- Work to do -
Of all the lines in the records, how many hold the word "Fantastyka"? Answer with the number only.

[Data records]

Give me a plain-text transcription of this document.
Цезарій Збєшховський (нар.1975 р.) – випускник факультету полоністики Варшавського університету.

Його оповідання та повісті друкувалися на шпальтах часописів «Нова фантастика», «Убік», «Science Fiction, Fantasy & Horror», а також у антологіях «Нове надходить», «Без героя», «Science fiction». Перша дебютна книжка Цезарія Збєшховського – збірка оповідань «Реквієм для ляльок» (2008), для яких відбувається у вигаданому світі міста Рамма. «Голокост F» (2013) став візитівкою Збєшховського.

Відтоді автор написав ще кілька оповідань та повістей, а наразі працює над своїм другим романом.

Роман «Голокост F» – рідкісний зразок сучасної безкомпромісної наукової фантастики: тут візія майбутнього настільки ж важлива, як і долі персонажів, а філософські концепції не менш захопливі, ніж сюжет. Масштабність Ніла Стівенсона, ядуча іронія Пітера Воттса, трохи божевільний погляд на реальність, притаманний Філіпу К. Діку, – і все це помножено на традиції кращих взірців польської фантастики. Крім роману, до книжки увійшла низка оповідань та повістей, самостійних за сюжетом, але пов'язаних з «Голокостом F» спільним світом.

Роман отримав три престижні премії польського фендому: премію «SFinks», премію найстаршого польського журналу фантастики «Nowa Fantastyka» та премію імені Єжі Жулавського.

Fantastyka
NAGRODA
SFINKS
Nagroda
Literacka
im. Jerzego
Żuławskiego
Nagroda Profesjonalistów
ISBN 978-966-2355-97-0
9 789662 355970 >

- The completed task -
2